[DO THIS] Please set down all the lines beneath this one exactly, without the pictures.

[MATERIAL PROVIDED]
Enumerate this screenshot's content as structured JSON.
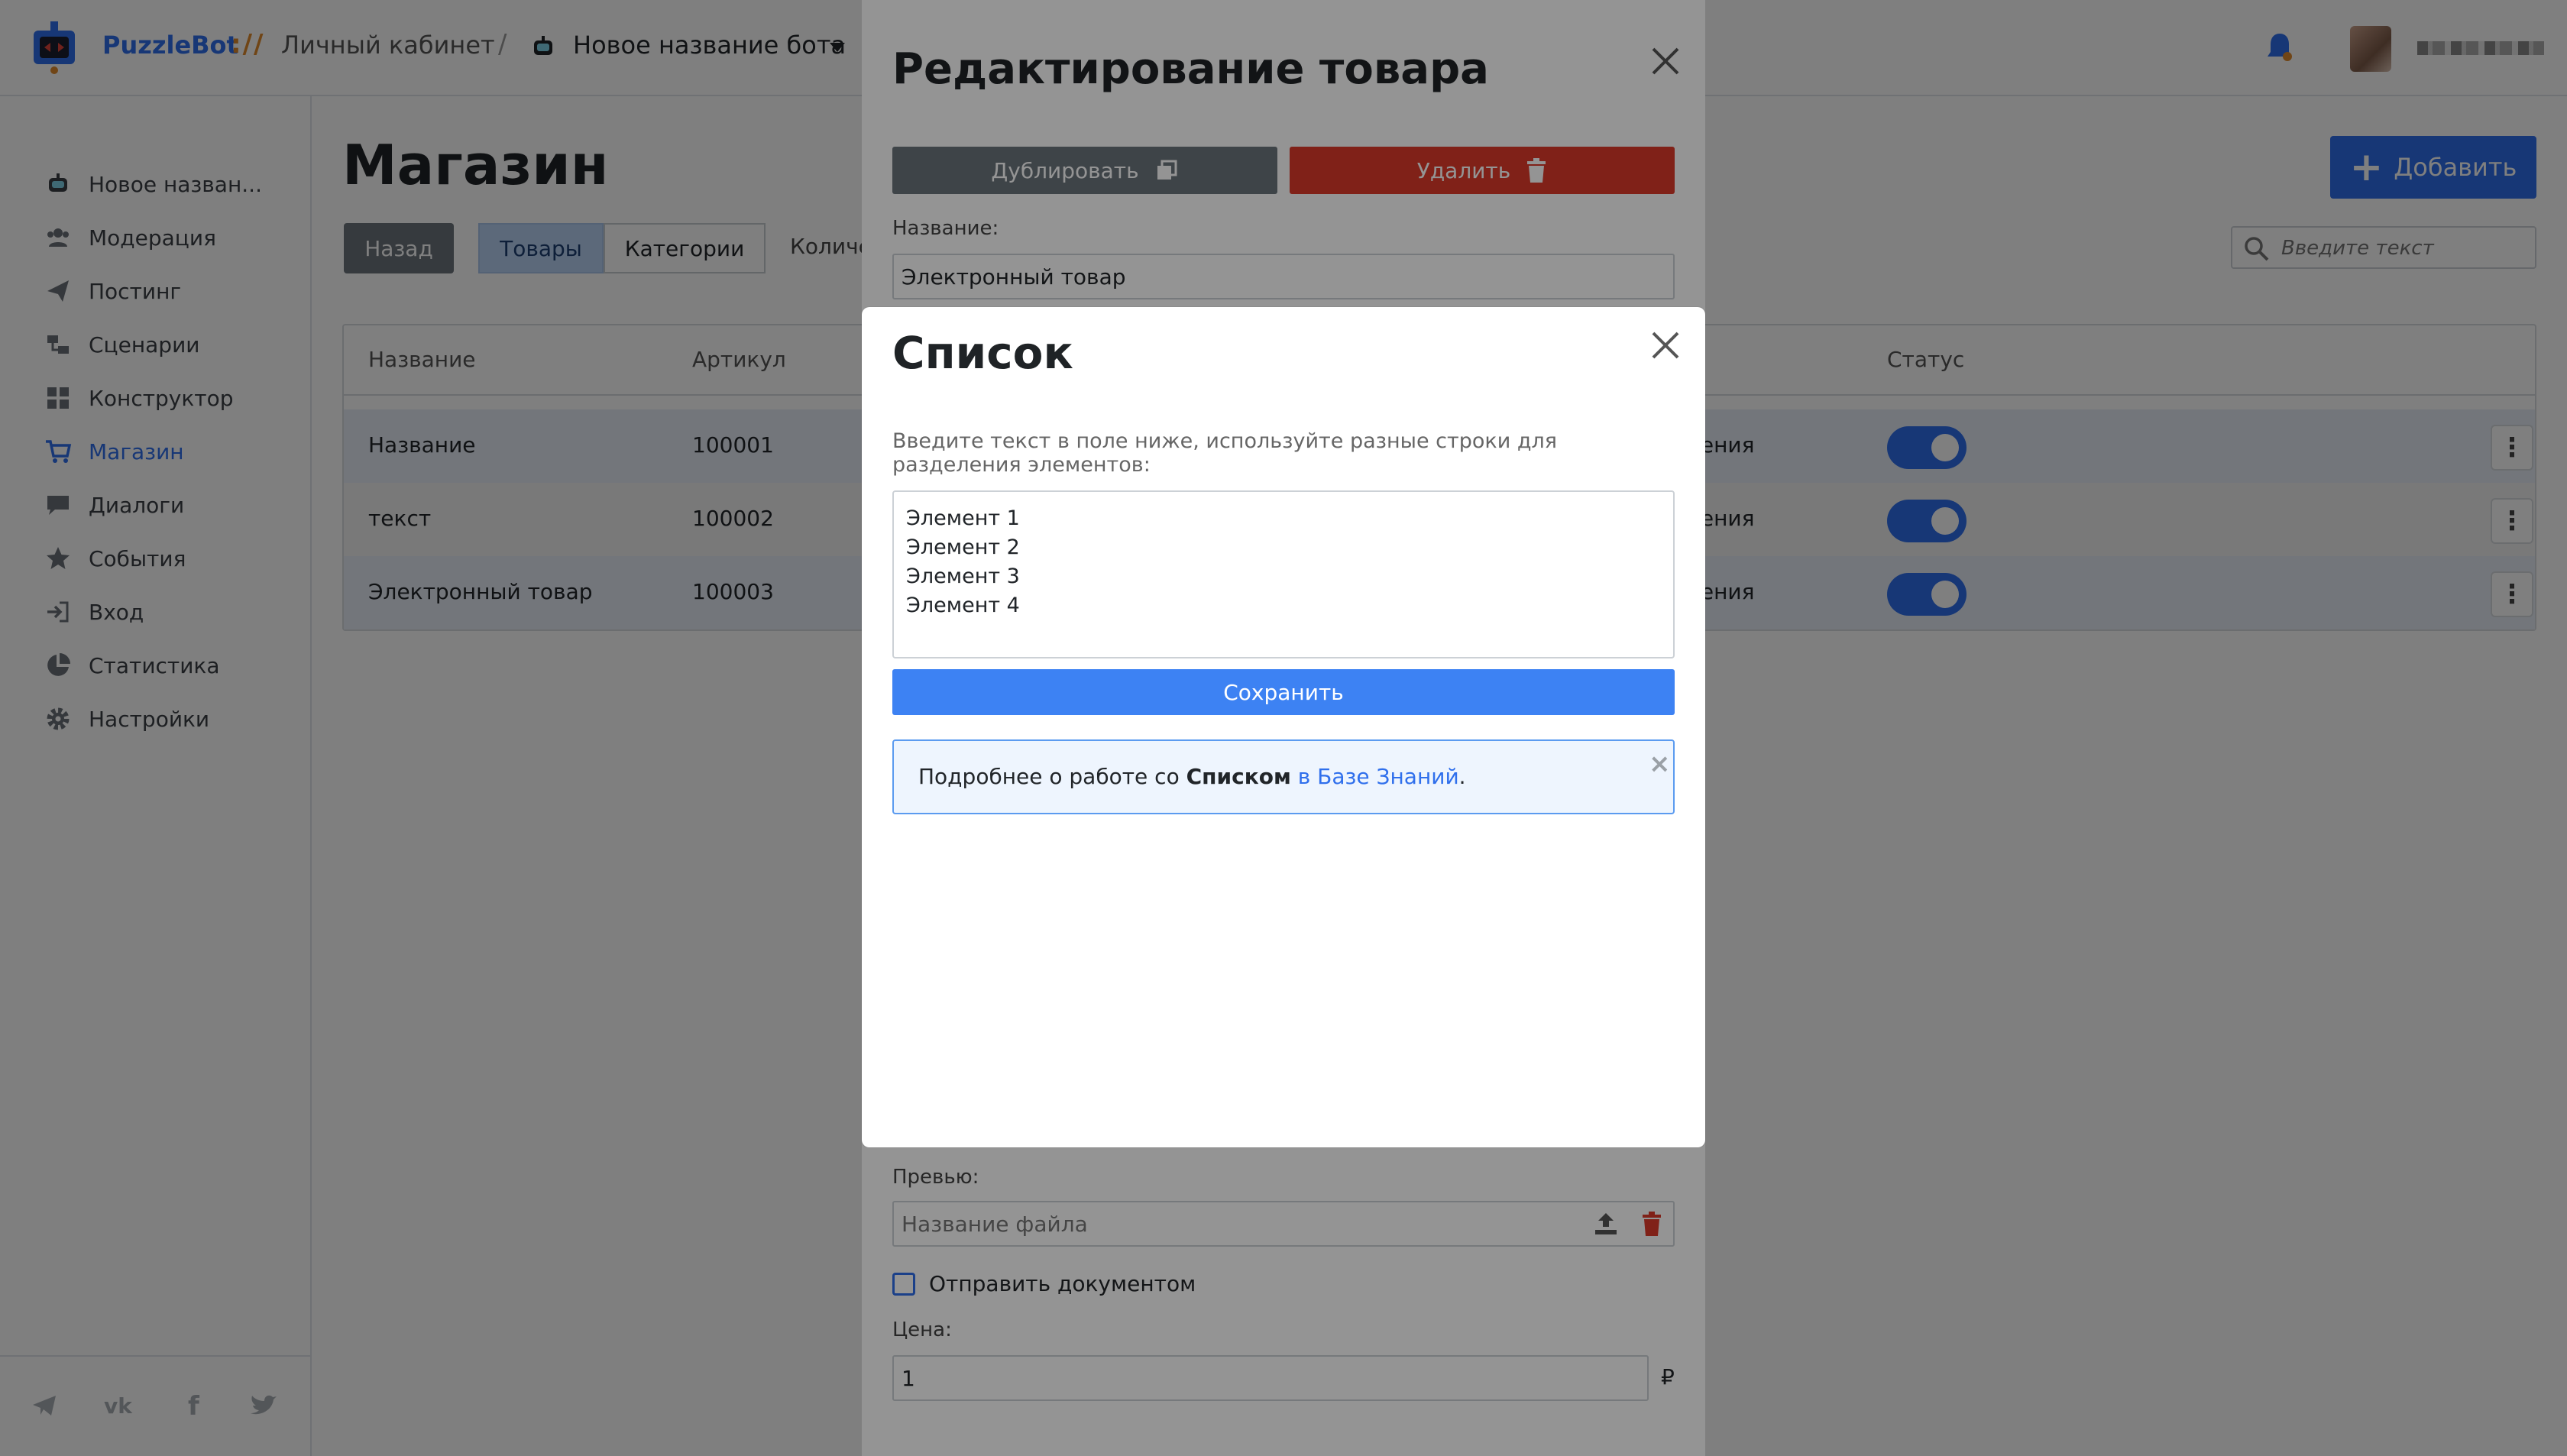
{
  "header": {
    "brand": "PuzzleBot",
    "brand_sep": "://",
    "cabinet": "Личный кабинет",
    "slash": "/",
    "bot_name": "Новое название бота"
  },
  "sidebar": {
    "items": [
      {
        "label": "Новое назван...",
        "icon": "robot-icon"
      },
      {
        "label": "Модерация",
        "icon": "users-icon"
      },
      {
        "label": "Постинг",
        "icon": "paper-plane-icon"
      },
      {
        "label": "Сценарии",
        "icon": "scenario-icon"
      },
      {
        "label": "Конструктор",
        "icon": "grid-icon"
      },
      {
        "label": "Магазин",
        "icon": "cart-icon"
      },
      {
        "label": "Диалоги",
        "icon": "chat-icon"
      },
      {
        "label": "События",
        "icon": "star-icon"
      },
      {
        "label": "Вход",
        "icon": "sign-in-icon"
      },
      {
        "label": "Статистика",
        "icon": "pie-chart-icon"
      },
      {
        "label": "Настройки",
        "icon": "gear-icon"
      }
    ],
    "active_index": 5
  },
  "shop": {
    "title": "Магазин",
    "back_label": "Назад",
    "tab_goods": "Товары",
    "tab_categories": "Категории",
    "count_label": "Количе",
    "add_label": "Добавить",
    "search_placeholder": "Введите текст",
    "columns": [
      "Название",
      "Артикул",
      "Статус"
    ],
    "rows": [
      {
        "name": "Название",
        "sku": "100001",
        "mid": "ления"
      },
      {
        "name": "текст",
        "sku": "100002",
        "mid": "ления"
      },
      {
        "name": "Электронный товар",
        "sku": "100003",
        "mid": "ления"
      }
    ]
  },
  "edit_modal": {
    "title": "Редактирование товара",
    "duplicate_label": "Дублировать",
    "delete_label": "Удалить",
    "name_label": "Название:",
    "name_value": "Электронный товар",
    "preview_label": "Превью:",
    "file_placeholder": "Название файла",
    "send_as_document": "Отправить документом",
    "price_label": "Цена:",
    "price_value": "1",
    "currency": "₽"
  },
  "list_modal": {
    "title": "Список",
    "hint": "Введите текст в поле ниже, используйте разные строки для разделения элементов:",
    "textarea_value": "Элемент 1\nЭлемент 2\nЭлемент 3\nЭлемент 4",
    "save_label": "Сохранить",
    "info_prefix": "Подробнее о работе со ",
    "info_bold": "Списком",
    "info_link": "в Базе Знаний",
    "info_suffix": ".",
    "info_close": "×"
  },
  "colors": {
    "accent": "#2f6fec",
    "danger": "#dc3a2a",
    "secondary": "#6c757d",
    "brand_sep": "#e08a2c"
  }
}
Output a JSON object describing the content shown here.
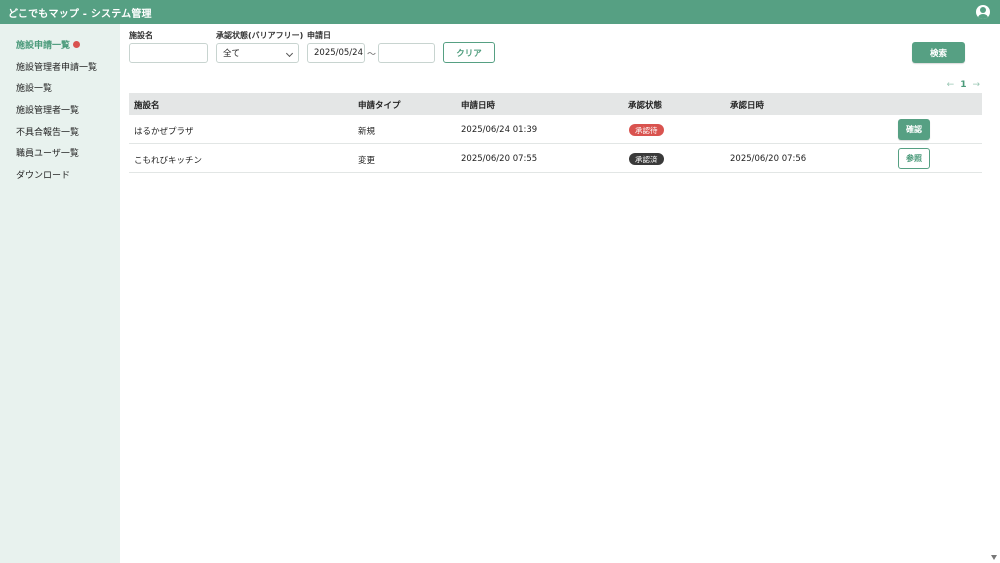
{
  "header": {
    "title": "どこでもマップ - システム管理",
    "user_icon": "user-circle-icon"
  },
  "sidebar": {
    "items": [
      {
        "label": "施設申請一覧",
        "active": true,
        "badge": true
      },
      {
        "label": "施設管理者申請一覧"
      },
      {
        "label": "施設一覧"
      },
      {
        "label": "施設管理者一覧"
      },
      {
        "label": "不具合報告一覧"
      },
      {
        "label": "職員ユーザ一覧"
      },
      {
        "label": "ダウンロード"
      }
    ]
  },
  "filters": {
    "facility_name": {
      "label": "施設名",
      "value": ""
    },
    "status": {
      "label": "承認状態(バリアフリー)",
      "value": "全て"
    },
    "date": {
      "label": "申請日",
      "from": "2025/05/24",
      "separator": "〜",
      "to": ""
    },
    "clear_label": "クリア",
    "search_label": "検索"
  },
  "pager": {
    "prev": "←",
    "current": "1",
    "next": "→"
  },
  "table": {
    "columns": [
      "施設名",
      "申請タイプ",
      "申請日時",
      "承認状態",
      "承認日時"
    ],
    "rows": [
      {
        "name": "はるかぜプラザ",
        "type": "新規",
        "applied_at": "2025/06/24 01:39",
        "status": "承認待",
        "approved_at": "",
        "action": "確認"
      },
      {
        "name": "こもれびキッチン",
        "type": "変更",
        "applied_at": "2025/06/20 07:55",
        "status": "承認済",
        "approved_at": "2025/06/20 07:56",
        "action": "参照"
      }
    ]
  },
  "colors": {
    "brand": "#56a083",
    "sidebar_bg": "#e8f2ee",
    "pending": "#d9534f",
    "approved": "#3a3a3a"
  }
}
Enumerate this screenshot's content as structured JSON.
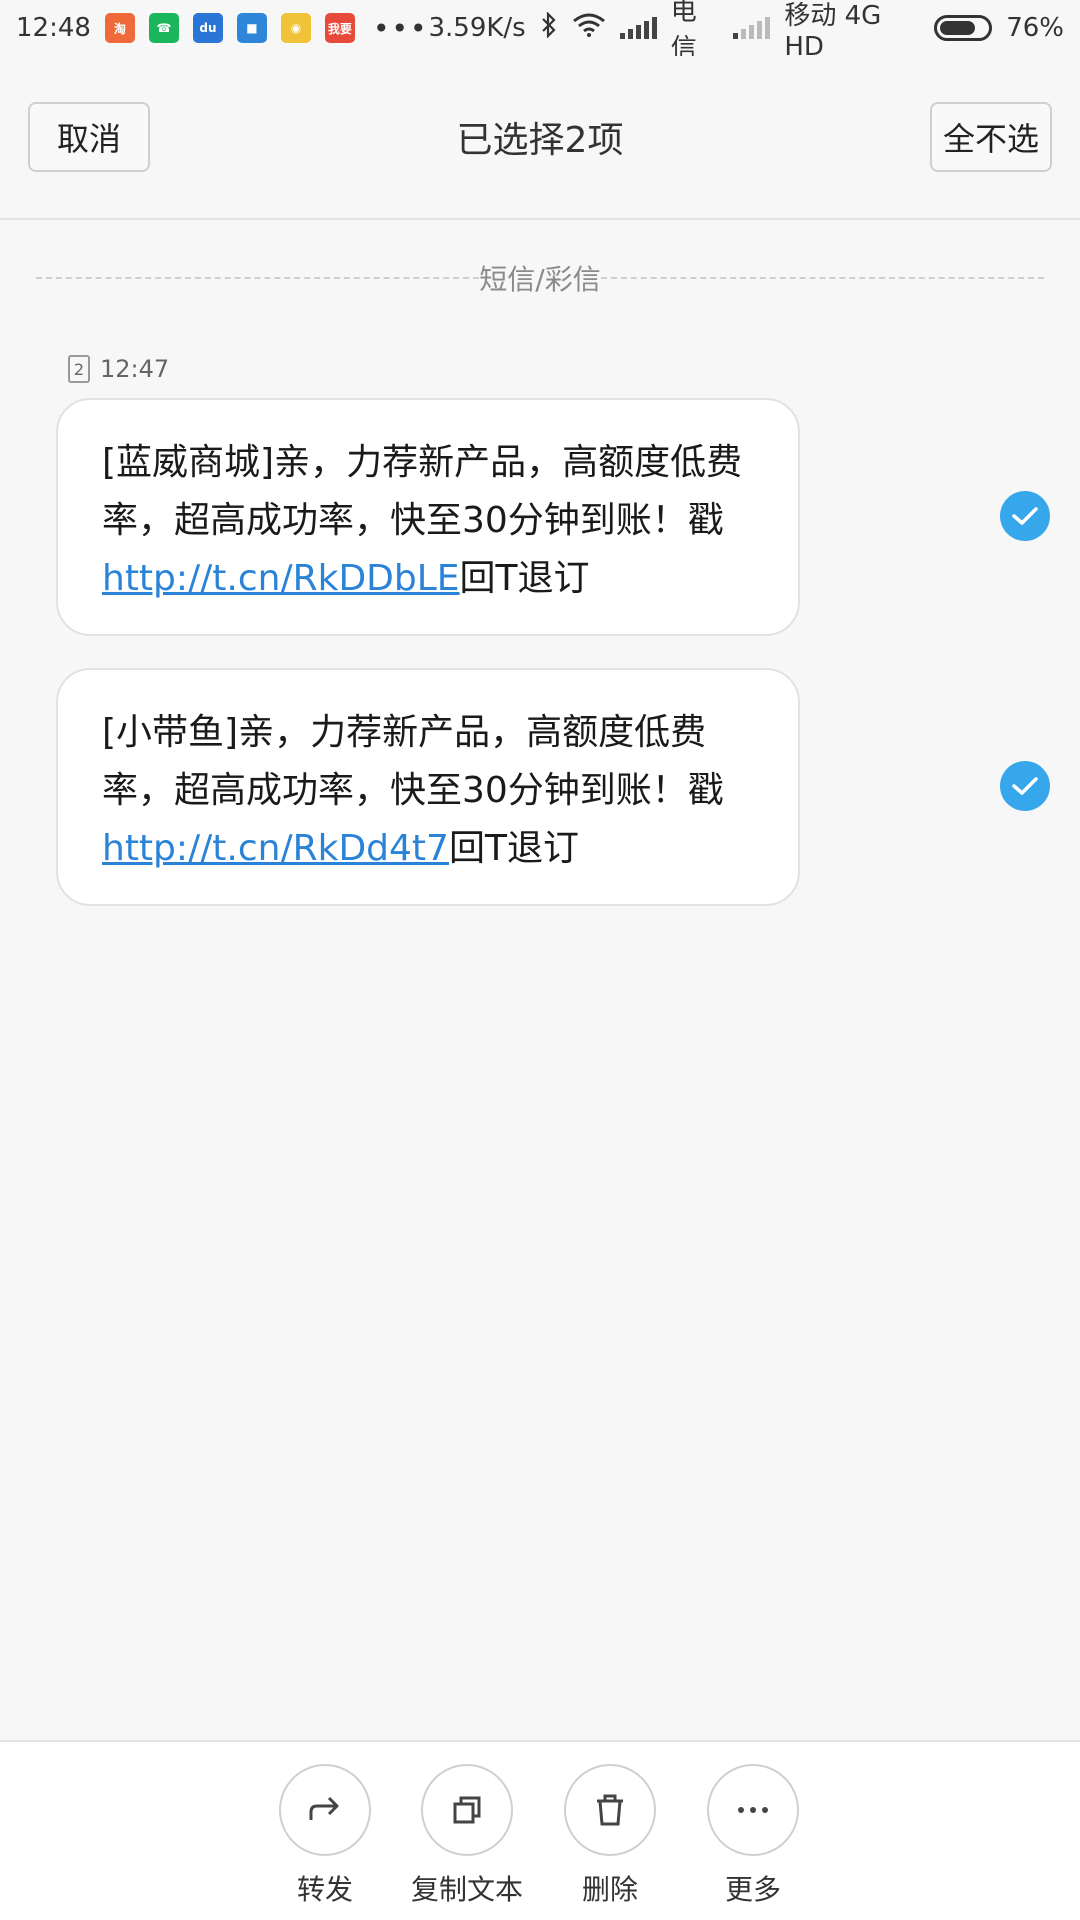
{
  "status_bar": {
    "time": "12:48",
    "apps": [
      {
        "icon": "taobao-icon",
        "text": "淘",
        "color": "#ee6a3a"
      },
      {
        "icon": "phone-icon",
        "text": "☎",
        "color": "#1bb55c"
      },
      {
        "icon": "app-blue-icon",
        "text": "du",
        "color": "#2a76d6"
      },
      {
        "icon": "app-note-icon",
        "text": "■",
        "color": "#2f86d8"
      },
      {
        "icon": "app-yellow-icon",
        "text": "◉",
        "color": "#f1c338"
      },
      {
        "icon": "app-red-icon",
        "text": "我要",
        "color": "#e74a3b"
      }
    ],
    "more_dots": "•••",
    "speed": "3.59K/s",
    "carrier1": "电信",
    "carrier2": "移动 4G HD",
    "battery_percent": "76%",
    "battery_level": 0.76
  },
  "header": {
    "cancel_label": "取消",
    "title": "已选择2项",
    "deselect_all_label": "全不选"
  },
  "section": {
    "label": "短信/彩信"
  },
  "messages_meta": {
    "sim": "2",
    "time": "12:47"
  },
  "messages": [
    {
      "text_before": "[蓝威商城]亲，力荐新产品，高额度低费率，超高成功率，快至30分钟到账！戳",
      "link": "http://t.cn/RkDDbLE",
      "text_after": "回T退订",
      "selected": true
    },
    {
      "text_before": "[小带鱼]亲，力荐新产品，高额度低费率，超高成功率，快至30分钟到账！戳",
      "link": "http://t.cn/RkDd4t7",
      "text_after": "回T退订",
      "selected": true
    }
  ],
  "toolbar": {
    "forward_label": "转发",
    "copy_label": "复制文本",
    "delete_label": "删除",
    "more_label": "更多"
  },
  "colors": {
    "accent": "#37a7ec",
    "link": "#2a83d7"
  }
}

[REPLY TO THE TASK]
Enumerate this screenshot's content as structured JSON.
{
  "header": {
    "brand": "PuzzleBot",
    "brand_sep": "://",
    "cabinet": "Личный кабинет",
    "slash": "/",
    "bot_name": "Новое название бота"
  },
  "sidebar": {
    "items": [
      {
        "label": "Новое назван...",
        "icon": "robot-icon"
      },
      {
        "label": "Модерация",
        "icon": "users-icon"
      },
      {
        "label": "Постинг",
        "icon": "paper-plane-icon"
      },
      {
        "label": "Сценарии",
        "icon": "scenario-icon"
      },
      {
        "label": "Конструктор",
        "icon": "grid-icon"
      },
      {
        "label": "Магазин",
        "icon": "cart-icon"
      },
      {
        "label": "Диалоги",
        "icon": "chat-icon"
      },
      {
        "label": "События",
        "icon": "star-icon"
      },
      {
        "label": "Вход",
        "icon": "sign-in-icon"
      },
      {
        "label": "Статистика",
        "icon": "pie-chart-icon"
      },
      {
        "label": "Настройки",
        "icon": "gear-icon"
      }
    ],
    "active_index": 5
  },
  "shop": {
    "title": "Магазин",
    "back_label": "Назад",
    "tab_goods": "Товары",
    "tab_categories": "Категории",
    "count_label": "Количе",
    "add_label": "Добавить",
    "search_placeholder": "Введите текст",
    "columns": [
      "Название",
      "Артикул",
      "Статус"
    ],
    "rows": [
      {
        "name": "Название",
        "sku": "100001",
        "mid": "ления"
      },
      {
        "name": "текст",
        "sku": "100002",
        "mid": "ления"
      },
      {
        "name": "Электронный товар",
        "sku": "100003",
        "mid": "ления"
      }
    ]
  },
  "edit_modal": {
    "title": "Редактирование товара",
    "duplicate_label": "Дублировать",
    "delete_label": "Удалить",
    "name_label": "Название:",
    "name_value": "Электронный товар",
    "preview_label": "Превью:",
    "file_placeholder": "Название файла",
    "send_as_document": "Отправить документом",
    "price_label": "Цена:",
    "price_value": "1",
    "currency": "₽"
  },
  "list_modal": {
    "title": "Список",
    "hint": "Введите текст в поле ниже, используйте разные строки для разделения элементов:",
    "textarea_value": "Элемент 1\nЭлемент 2\nЭлемент 3\nЭлемент 4",
    "save_label": "Сохранить",
    "info_prefix": "Подробнее о работе со ",
    "info_bold": "Списком",
    "info_link": "в Базе Знаний",
    "info_suffix": ".",
    "info_close": "×"
  },
  "colors": {
    "accent": "#2f6fec",
    "danger": "#dc3a2a",
    "secondary": "#6c757d",
    "brand_sep": "#e08a2c"
  }
}
Output a JSON object describing the content shown here.
{
  "header": {
    "title": "どこでもマップ - システム管理",
    "user_icon": "user-circle-icon"
  },
  "sidebar": {
    "items": [
      {
        "label": "施設申請一覧",
        "active": true,
        "badge": true
      },
      {
        "label": "施設管理者申請一覧"
      },
      {
        "label": "施設一覧"
      },
      {
        "label": "施設管理者一覧"
      },
      {
        "label": "不具合報告一覧"
      },
      {
        "label": "職員ユーザ一覧"
      },
      {
        "label": "ダウンロード"
      }
    ]
  },
  "filters": {
    "facility_name": {
      "label": "施設名",
      "value": ""
    },
    "status": {
      "label": "承認状態(バリアフリー)",
      "value": "全て"
    },
    "date": {
      "label": "申請日",
      "from": "2025/05/24",
      "separator": "〜",
      "to": ""
    },
    "clear_label": "クリア",
    "search_label": "検索"
  },
  "pager": {
    "prev": "←",
    "current": "1",
    "next": "→"
  },
  "table": {
    "columns": [
      "施設名",
      "申請タイプ",
      "申請日時",
      "承認状態",
      "承認日時"
    ],
    "rows": [
      {
        "name": "はるかぜプラザ",
        "type": "新規",
        "applied_at": "2025/06/24 01:39",
        "status": "承認待",
        "approved_at": "",
        "action": "確認"
      },
      {
        "name": "こもれびキッチン",
        "type": "変更",
        "applied_at": "2025/06/20 07:55",
        "status": "承認済",
        "approved_at": "2025/06/20 07:56",
        "action": "参照"
      }
    ]
  },
  "colors": {
    "brand": "#56a083",
    "sidebar_bg": "#e8f2ee",
    "pending": "#d9534f",
    "approved": "#3a3a3a"
  }
}
Enumerate this screenshot's content as structured JSON.
{
  "status_bar": {
    "time": "12:48",
    "apps": [
      {
        "icon": "taobao-icon",
        "text": "淘",
        "color": "#ee6a3a"
      },
      {
        "icon": "phone-icon",
        "text": "☎",
        "color": "#1bb55c"
      },
      {
        "icon": "app-blue-icon",
        "text": "du",
        "color": "#2a76d6"
      },
      {
        "icon": "app-note-icon",
        "text": "■",
        "color": "#2f86d8"
      },
      {
        "icon": "app-yellow-icon",
        "text": "◉",
        "color": "#f1c338"
      },
      {
        "icon": "app-red-icon",
        "text": "我要",
        "color": "#e74a3b"
      }
    ],
    "more_dots": "•••",
    "speed": "3.59K/s",
    "carrier1": "电信",
    "carrier2": "移动 4G HD",
    "battery_percent": "76%",
    "battery_level": 0.76
  },
  "header": {
    "cancel_label": "取消",
    "title": "已选择2项",
    "deselect_all_label": "全不选"
  },
  "section": {
    "label": "短信/彩信"
  },
  "messages_meta": {
    "sim": "2",
    "time": "12:47"
  },
  "messages": [
    {
      "text_before": "[蓝威商城]亲，力荐新产品，高额度低费率，超高成功率，快至30分钟到账！戳",
      "link": "http://t.cn/RkDDbLE",
      "text_after": "回T退订",
      "selected": true
    },
    {
      "text_before": "[小带鱼]亲，力荐新产品，高额度低费率，超高成功率，快至30分钟到账！戳",
      "link": "http://t.cn/RkDd4t7",
      "text_after": "回T退订",
      "selected": true
    }
  ],
  "toolbar": {
    "forward_label": "转发",
    "copy_label": "复制文本",
    "delete_label": "删除",
    "more_label": "更多"
  },
  "colors": {
    "accent": "#37a7ec",
    "link": "#2a83d7"
  }
}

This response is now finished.